**Text segment**:
▬▬▬▬▬▬

That pretty much sums up the Big Data Analytics Suite (BDAS), a new analytics platform built by Broadbean and its parent company, Careerbuilder.

BDAS will even incorporate data from a company’s own career site, applicant tracking system, or HR information system, relying on graphically clear instrument panels to display that information. Even a client company's job site counts as a data feed. The cloud-based service went online for sale today, Aug. 12.

"Nobody likes dealing with different data formats," said Dominic Barton, COO of Broadbean. The company, now a subsidiary of Careerbuilder, began business incorporating information from two million job postings spread out over 6,000 job boards in 140 countries.

"Without realizing it, we put together a skill set normalizing data recruitment feeds," Barton said.

Prior to Broadbean BDAS, recruiters would have to get their data from six or seven job boards, each with its own log-on, and compile information on the hiring process for display in spreadsheets. Data was scattered across multiple sources, each source providing only one kind of data, and combined together in a spreadsheet provided no insights for good decision-making, Barton explained.

(Image: Jirsak/iStockphoto)

(Image: Jirsak/iStockphoto)

▬▬▬▬▬▬

**Exercise brief**: Extend the article on Broadbean's Big Data Analytics Suite past its final line, keeping its news-report style.

**Dataset entries**:
▬▬▬▬▬▬

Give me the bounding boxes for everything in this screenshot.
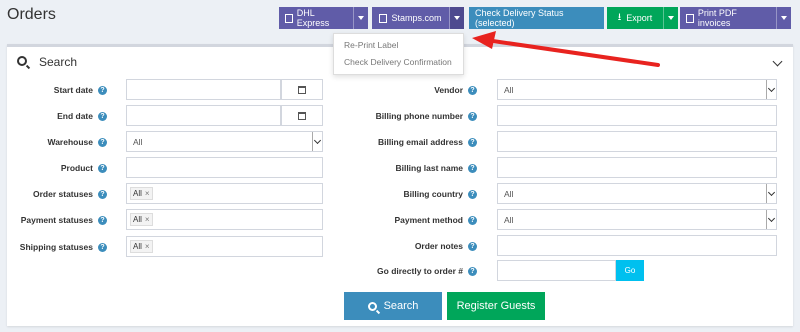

▬▬▬▬▬▬

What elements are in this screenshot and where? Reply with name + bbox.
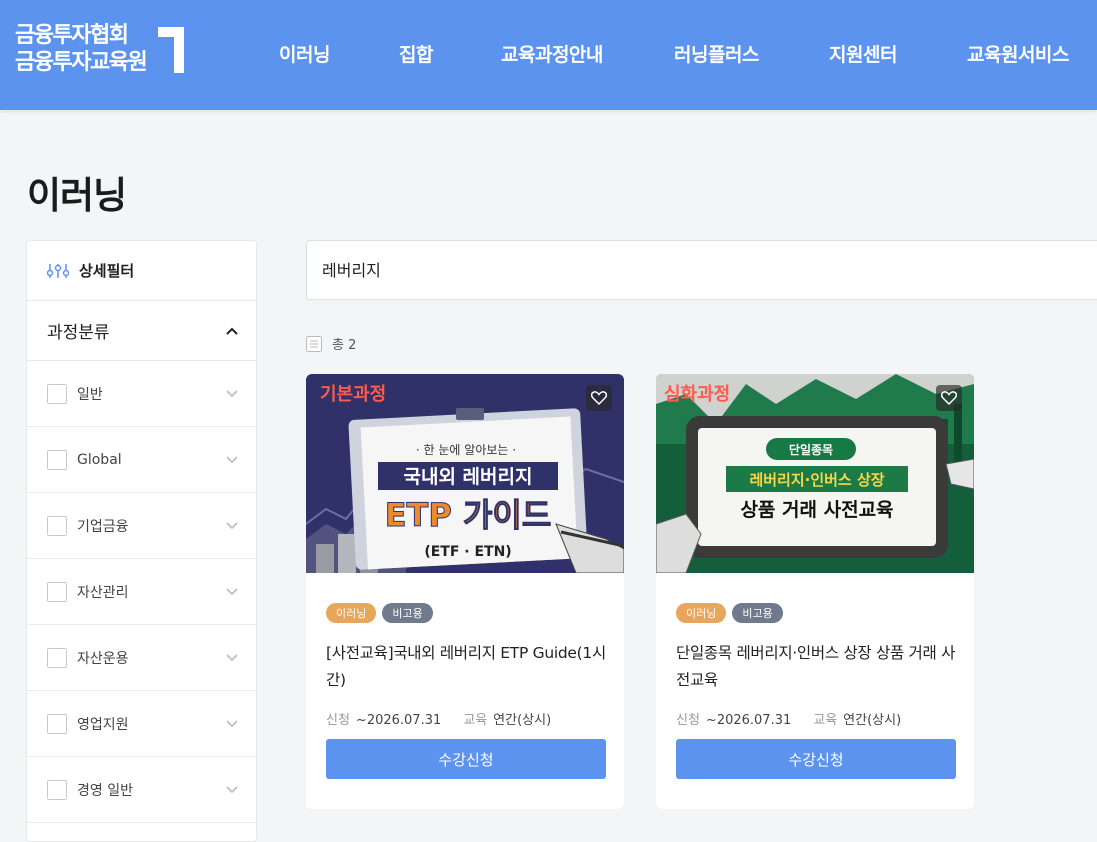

▬▬▬▬▬▬

**Exercise response**:
"The idea was to have a design method that was not about ad hoc representation," Barton said. Consistency was the objective. The starting point began with the users, asking them about what data they pondered when discussing a hiring decision and understanding how they used it.

To make Broadbean BDAS effective, the visualization aspect had to combine data in order to tell a story. At the same time, it's important to make sure the data was consistent and never wrong, Barton continued. What data got included was a matter of finding the best practices in that organization and incorporating that into the visualization.

"We didn't invent any of this stuff," Barton said.

A typical screen would show the cost of filling a position, along with each step of the hiring process, including itemized cost in terms of dollars and time. A hiring manager would know how long a job opening has remained vacant and how much was spent trying to fill it.

(Image: Broadbean)

(Image: Broadbean)

The hiring process itself can be illustrated as a funnel, showing number of visits to the website, how many applications that generated, how many interviews were done from that base, how many offers were made based on those interviews and how many hires resulted.

[Read about data-centric computing.]

"Quality" of the leads generated can be expressed as the percentage of people interviewed out of the applicant pool, which can also be broken down by which job boards were the sources of those applications.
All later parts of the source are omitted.